__TASK DIRECTIONS__:
Below are the records; pull every line that includes "name".

__PROVIDED ENTRIES__:
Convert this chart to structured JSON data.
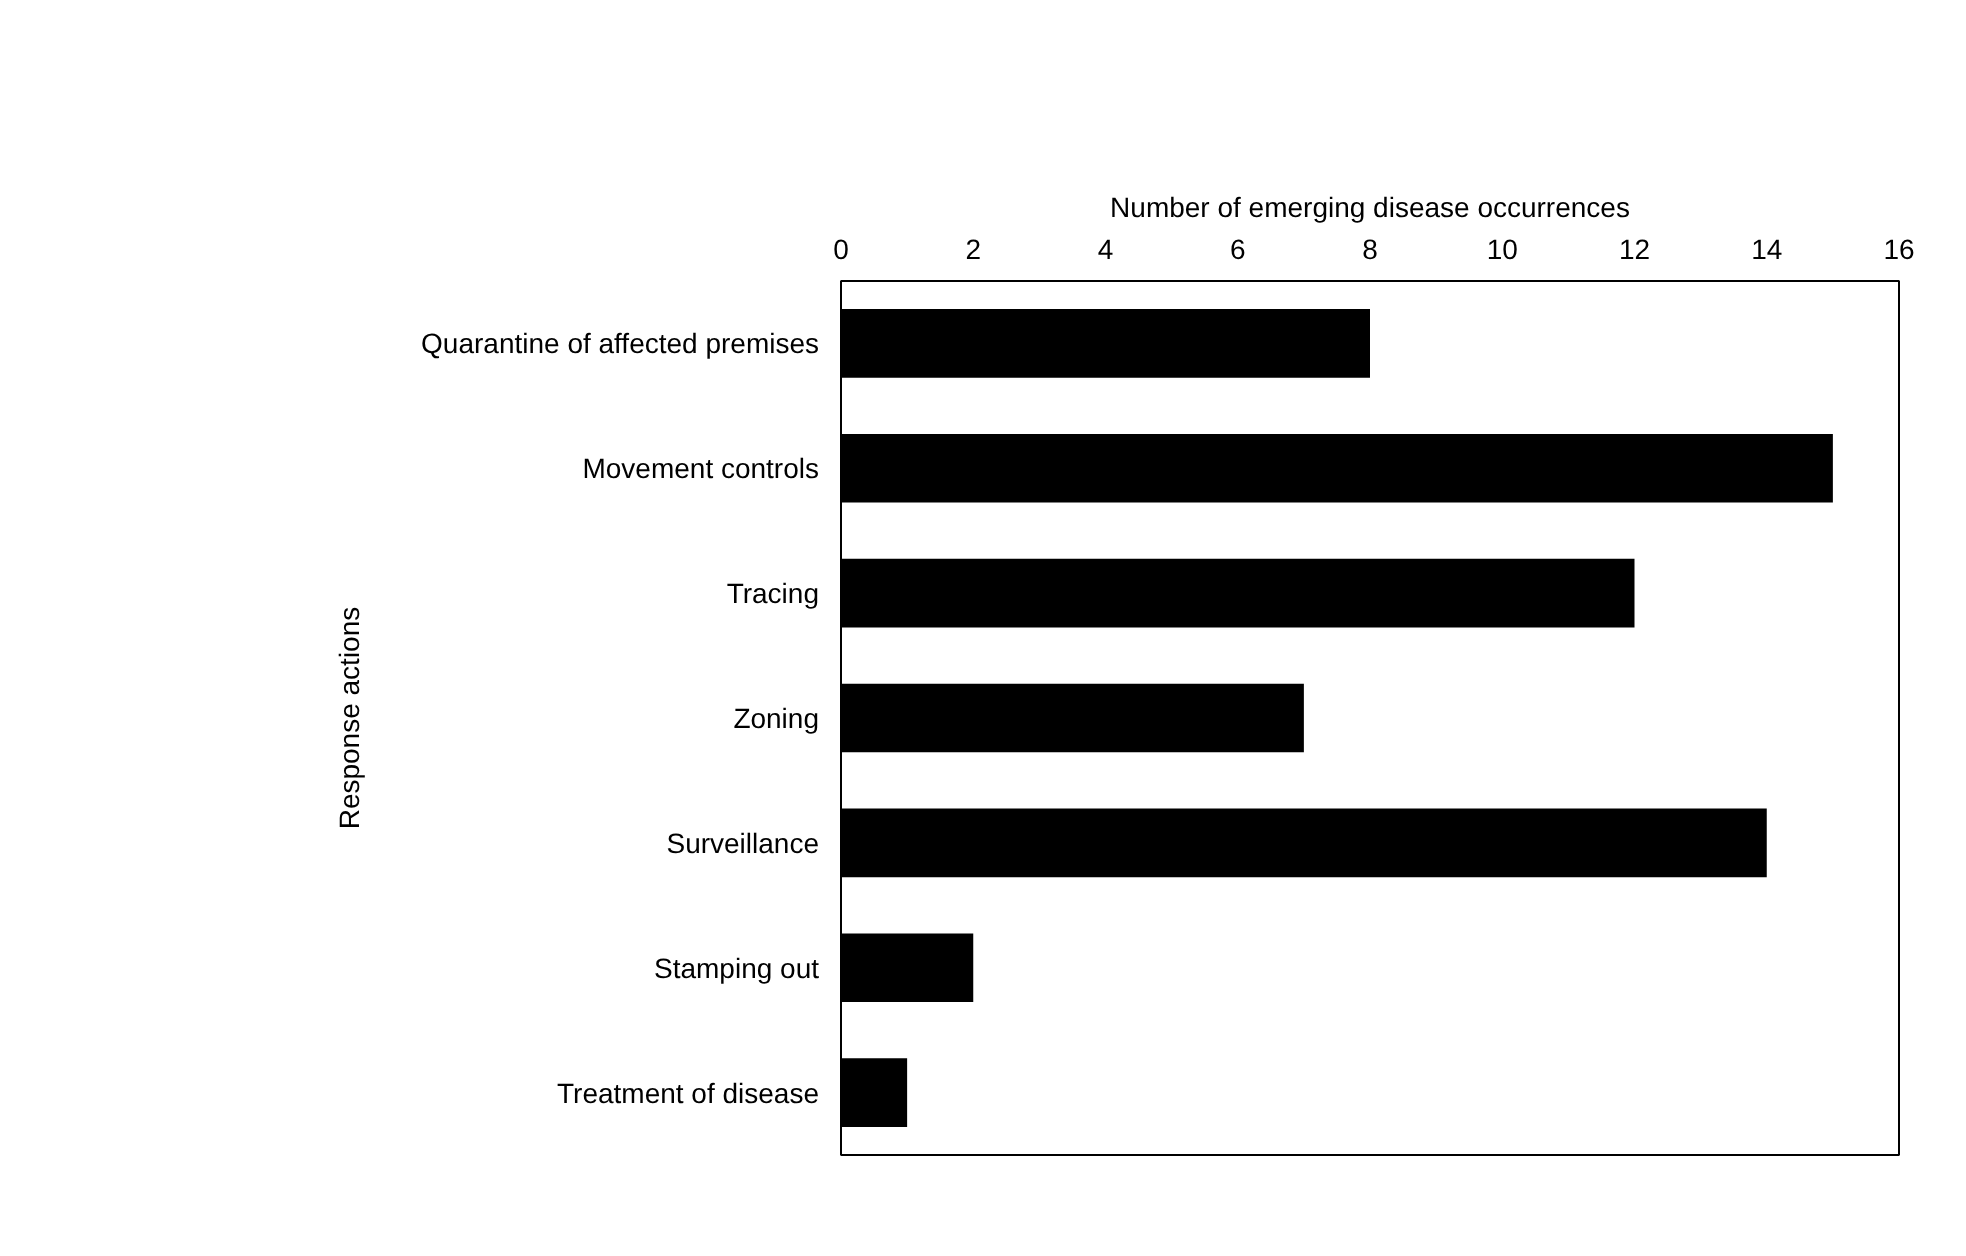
{
  "chart_data": {
    "type": "bar",
    "orientation": "horizontal",
    "xlabel": "Number of emerging disease occurrences",
    "ylabel": "Response actions",
    "categories": [
      "Quarantine of affected premises",
      "Movement controls",
      "Tracing",
      "Zoning",
      "Surveillance",
      "Stamping out",
      "Treatment of disease"
    ],
    "values": [
      8,
      15,
      12,
      7,
      14,
      2,
      1
    ],
    "color": "#000000",
    "xlim": [
      0,
      16
    ],
    "xticks": [
      0,
      2,
      4,
      6,
      8,
      10,
      12,
      14,
      16
    ],
    "grid": false
  }
}
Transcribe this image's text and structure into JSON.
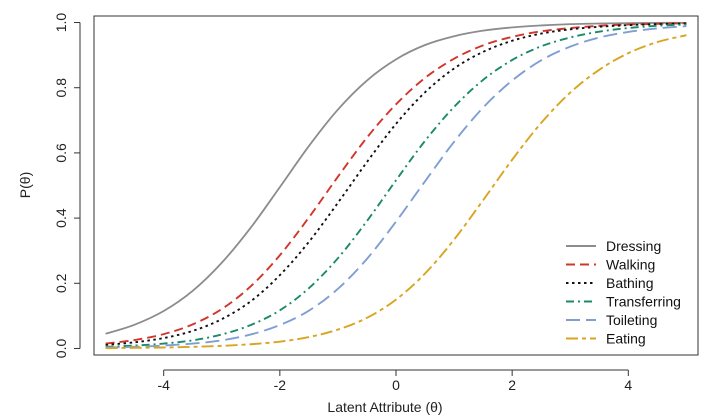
{
  "chart_data": {
    "type": "line",
    "xlabel": "Latent Attribute (θ)",
    "ylabel": "P(θ)",
    "xlim": [
      -5.2,
      5.2
    ],
    "ylim": [
      -0.02,
      1.02
    ],
    "x_ticks": [
      -4,
      -2,
      0,
      2,
      4
    ],
    "x_tick_labels": [
      "-4",
      "-2",
      "0",
      "2",
      "4"
    ],
    "y_ticks": [
      0.0,
      0.2,
      0.4,
      0.6,
      0.8,
      1.0
    ],
    "y_tick_labels": [
      "0.0",
      "0.2",
      "0.4",
      "0.6",
      "0.8",
      "1.0"
    ],
    "grid": false,
    "legend_position": "bottom-right",
    "x": [
      -5,
      -4.5,
      -4,
      -3.5,
      -3,
      -2.5,
      -2,
      -1.5,
      -1,
      -0.5,
      0,
      0.5,
      1,
      1.5,
      2,
      2.5,
      3,
      3.5,
      4,
      4.5,
      5
    ],
    "series": [
      {
        "name": "Dressing",
        "color": "#8c8c8c",
        "dash": "solid",
        "values": [
          0.045,
          0.073,
          0.115,
          0.177,
          0.263,
          0.371,
          0.495,
          0.621,
          0.733,
          0.822,
          0.887,
          0.931,
          0.958,
          0.975,
          0.985,
          0.991,
          0.995,
          0.997,
          0.998,
          0.999,
          0.999
        ]
      },
      {
        "name": "Walking",
        "color": "#d2352b",
        "dash": "dashed",
        "values": [
          0.015,
          0.026,
          0.044,
          0.074,
          0.121,
          0.191,
          0.286,
          0.402,
          0.527,
          0.647,
          0.749,
          0.83,
          0.889,
          0.93,
          0.956,
          0.973,
          0.983,
          0.99,
          0.994,
          0.996,
          0.998
        ]
      },
      {
        "name": "Bathing",
        "color": "#111111",
        "dash": "dotted",
        "values": [
          0.011,
          0.019,
          0.032,
          0.054,
          0.09,
          0.145,
          0.225,
          0.327,
          0.447,
          0.572,
          0.689,
          0.786,
          0.859,
          0.91,
          0.944,
          0.966,
          0.979,
          0.987,
          0.992,
          0.995,
          0.997
        ]
      },
      {
        "name": "Transferring",
        "color": "#1b8a6b",
        "dash": "dashdot",
        "values": [
          0.005,
          0.009,
          0.015,
          0.025,
          0.043,
          0.072,
          0.117,
          0.185,
          0.277,
          0.391,
          0.516,
          0.637,
          0.741,
          0.824,
          0.885,
          0.927,
          0.954,
          0.972,
          0.983,
          0.99,
          0.994
        ]
      },
      {
        "name": "Toileting",
        "color": "#7f9fd4",
        "dash": "longdash",
        "values": [
          0.003,
          0.005,
          0.009,
          0.015,
          0.025,
          0.043,
          0.072,
          0.116,
          0.183,
          0.275,
          0.389,
          0.513,
          0.634,
          0.739,
          0.822,
          0.884,
          0.926,
          0.954,
          0.971,
          0.982,
          0.989
        ]
      },
      {
        "name": "Eating",
        "color": "#d9a520",
        "dash": "twodash",
        "values": [
          0.001,
          0.002,
          0.003,
          0.005,
          0.008,
          0.013,
          0.021,
          0.035,
          0.058,
          0.094,
          0.15,
          0.23,
          0.334,
          0.455,
          0.579,
          0.692,
          0.785,
          0.855,
          0.906,
          0.94,
          0.961
        ]
      }
    ]
  }
}
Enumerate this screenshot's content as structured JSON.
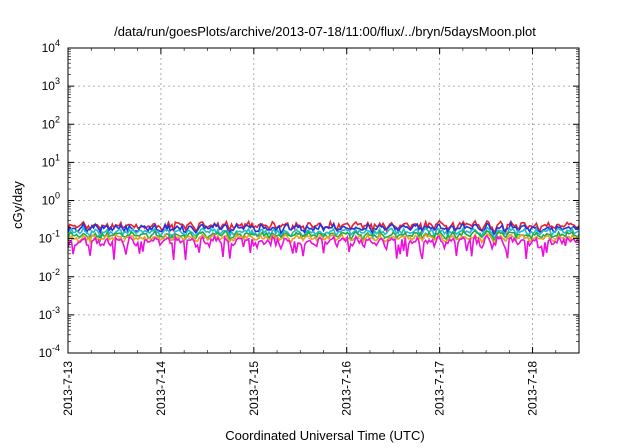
{
  "chart_data": {
    "type": "line",
    "title": "/data/run/goesPlots/archive/2013-07-18/11:00/flux/../bryn/5daysMoon.plot",
    "xlabel": "Coordinated Universal Time (UTC)",
    "ylabel": "cGy/day",
    "y_scale": "log",
    "ylim": [
      0.0001,
      10000
    ],
    "y_ticks": [
      {
        "base": "10",
        "exp": "4",
        "value": 10000
      },
      {
        "base": "10",
        "exp": "3",
        "value": 1000
      },
      {
        "base": "10",
        "exp": "2",
        "value": 100
      },
      {
        "base": "10",
        "exp": "1",
        "value": 10
      },
      {
        "base": "10",
        "exp": "0",
        "value": 1
      },
      {
        "base": "10",
        "exp": "-1",
        "value": 0.1
      },
      {
        "base": "10",
        "exp": "-2",
        "value": 0.01
      },
      {
        "base": "10",
        "exp": "-3",
        "value": 0.001
      },
      {
        "base": "10",
        "exp": "-4",
        "value": 0.0001
      }
    ],
    "xlim": [
      "2013-07-13",
      "2013-07-18T12:00"
    ],
    "x_ticks": [
      "2013-7-13",
      "2013-7-14",
      "2013-7-15",
      "2013-7-16",
      "2013-7-17",
      "2013-7-18"
    ],
    "grid": true,
    "series": [
      {
        "color": "#e8202a",
        "level": 0.22,
        "spread": 0.35
      },
      {
        "color": "#2233dd",
        "level": 0.19,
        "spread": 0.35
      },
      {
        "color": "#22bbcc",
        "level": 0.15,
        "spread": 0.32
      },
      {
        "color": "#22aa44",
        "level": 0.125,
        "spread": 0.3
      },
      {
        "color": "#e8a020",
        "level": 0.105,
        "spread": 0.3
      },
      {
        "color": "#ee10dd",
        "level": 0.085,
        "spread": 0.45
      }
    ]
  }
}
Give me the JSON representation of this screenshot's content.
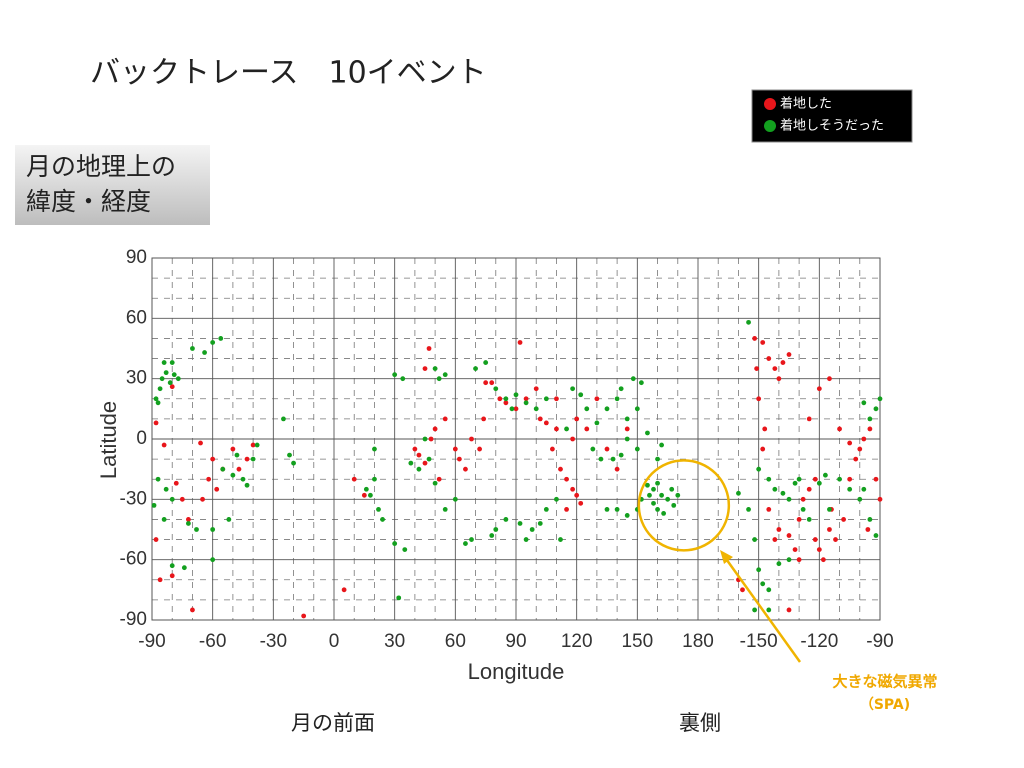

__WRITTEN SOLUTION__:
        "name": "Dressing",
        "name": "Walking",
        "name": "Bathing",
        "name": "Transferring",
        "name": "Toileting",
        "name": "Eating",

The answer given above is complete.